» Given data:
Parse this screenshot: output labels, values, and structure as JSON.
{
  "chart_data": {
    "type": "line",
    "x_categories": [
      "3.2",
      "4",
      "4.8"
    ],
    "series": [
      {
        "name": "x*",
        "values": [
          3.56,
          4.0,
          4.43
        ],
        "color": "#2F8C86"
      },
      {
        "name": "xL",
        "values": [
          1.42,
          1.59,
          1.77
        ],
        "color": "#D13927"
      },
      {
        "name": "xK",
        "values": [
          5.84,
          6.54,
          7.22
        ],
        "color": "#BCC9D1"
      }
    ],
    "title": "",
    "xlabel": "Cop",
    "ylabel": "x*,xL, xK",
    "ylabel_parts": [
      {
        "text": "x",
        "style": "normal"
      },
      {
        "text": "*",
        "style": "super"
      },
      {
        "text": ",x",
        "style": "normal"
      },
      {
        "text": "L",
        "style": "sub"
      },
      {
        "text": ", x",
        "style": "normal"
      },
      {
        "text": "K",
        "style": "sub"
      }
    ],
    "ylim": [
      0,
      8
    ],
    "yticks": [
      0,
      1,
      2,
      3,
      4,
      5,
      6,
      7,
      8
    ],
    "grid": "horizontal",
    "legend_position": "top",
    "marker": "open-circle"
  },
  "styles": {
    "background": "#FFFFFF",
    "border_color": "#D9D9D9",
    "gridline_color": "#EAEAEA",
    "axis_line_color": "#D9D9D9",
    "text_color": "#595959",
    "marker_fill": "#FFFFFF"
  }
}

--

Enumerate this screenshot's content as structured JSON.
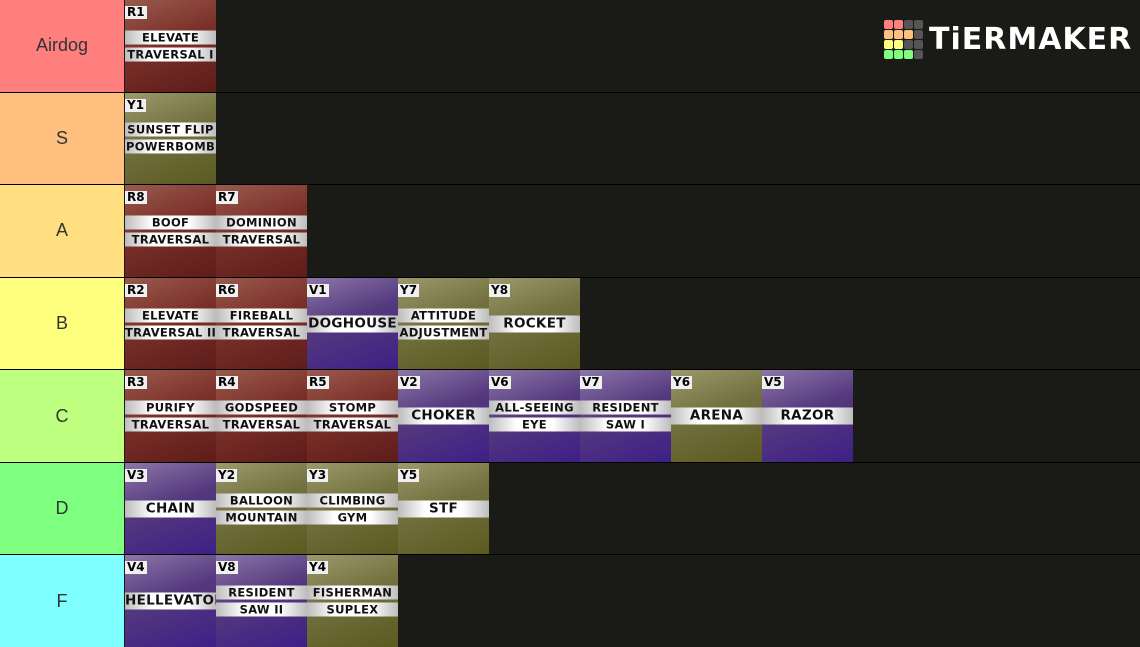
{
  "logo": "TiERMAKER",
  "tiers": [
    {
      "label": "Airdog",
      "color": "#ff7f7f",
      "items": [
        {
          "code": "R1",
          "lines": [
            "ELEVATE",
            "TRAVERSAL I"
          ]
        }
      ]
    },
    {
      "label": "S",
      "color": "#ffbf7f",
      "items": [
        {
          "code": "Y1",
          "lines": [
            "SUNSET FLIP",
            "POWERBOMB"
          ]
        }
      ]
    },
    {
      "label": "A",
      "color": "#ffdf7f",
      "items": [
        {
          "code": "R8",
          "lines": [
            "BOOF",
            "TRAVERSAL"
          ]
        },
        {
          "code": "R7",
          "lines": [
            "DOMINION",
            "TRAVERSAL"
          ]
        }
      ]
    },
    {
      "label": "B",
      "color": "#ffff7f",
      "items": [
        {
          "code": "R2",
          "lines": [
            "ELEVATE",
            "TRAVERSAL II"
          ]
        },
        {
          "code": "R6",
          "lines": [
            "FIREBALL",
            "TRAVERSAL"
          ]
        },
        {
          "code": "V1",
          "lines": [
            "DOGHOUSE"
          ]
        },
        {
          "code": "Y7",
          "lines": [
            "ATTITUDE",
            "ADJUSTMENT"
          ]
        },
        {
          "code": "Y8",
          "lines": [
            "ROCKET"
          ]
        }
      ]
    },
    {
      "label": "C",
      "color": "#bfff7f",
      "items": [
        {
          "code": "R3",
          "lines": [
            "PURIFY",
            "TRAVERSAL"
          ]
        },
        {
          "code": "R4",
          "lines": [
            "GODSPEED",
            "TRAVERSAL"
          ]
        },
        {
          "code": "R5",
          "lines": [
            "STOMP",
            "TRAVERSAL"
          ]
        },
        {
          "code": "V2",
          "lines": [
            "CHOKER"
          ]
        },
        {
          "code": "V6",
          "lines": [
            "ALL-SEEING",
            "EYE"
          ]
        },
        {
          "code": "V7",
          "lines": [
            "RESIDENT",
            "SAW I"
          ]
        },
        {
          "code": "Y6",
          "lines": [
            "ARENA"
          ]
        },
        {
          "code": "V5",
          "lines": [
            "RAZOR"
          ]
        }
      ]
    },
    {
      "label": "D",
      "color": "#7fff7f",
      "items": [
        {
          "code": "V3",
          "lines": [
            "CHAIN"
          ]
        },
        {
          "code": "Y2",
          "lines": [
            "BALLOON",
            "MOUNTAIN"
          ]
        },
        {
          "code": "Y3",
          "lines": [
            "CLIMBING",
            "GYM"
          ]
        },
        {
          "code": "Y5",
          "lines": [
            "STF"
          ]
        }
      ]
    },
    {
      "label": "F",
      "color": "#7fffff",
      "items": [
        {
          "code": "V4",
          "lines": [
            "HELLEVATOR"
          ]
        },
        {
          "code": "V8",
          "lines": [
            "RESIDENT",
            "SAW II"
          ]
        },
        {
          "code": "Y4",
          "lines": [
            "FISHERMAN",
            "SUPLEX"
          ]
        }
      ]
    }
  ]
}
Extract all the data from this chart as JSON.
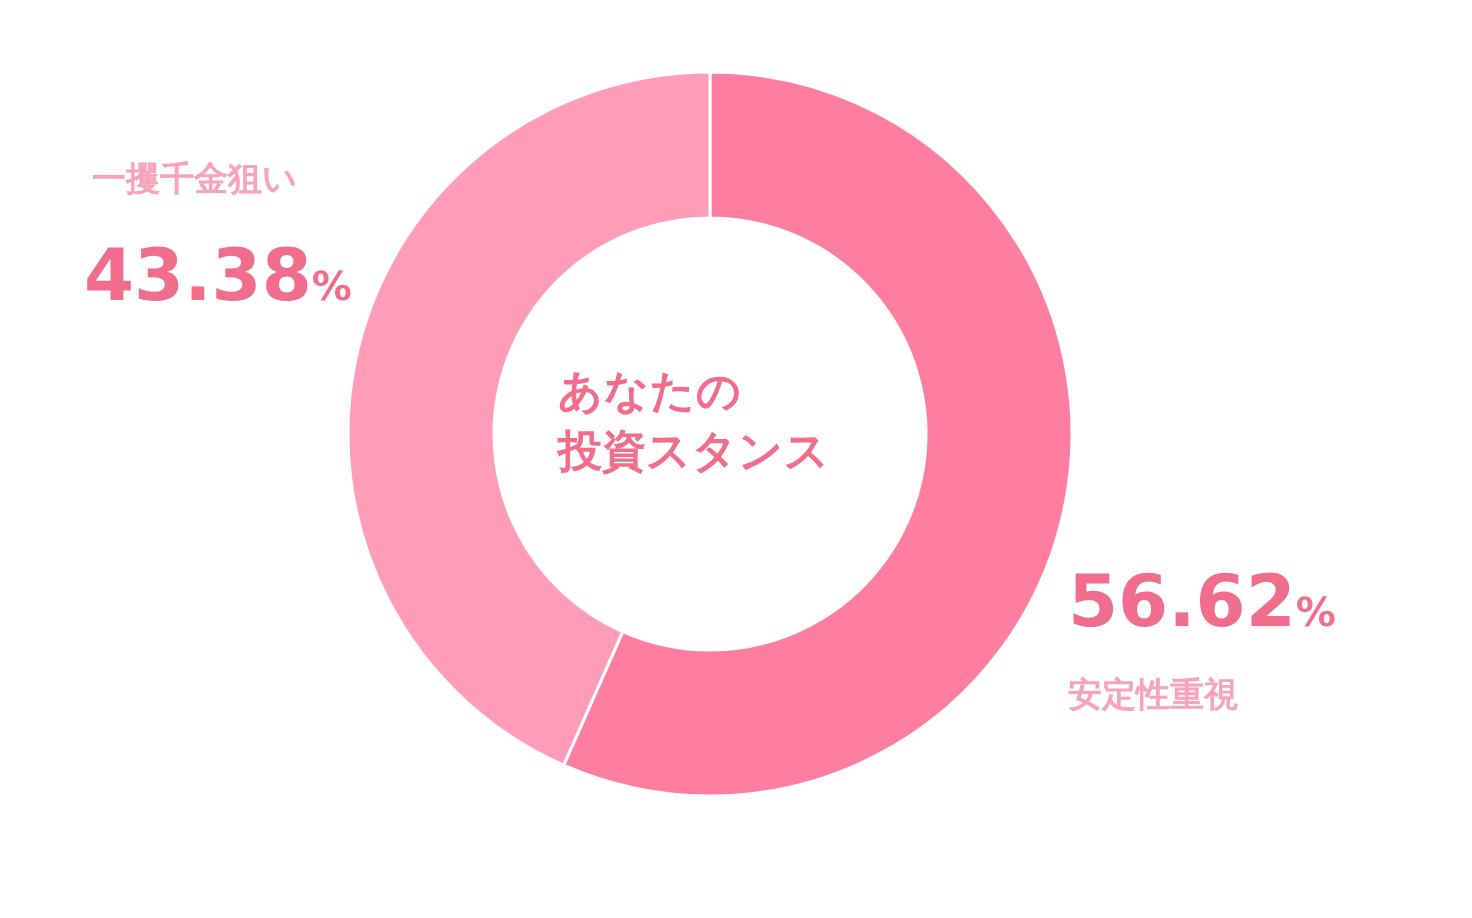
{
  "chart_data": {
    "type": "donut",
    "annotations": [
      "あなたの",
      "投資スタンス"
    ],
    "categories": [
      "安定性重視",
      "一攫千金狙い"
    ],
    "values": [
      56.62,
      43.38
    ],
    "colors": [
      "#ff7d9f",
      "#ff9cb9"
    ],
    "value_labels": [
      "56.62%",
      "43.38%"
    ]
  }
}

» Requirements:
Gather and return every line that holds the string "JSON".

» In response:
Parse this screenshot: output labels, values, and structure as JSON.
Enumerate this screenshot's content as structured JSON.
Extract all the data from this chart as JSON.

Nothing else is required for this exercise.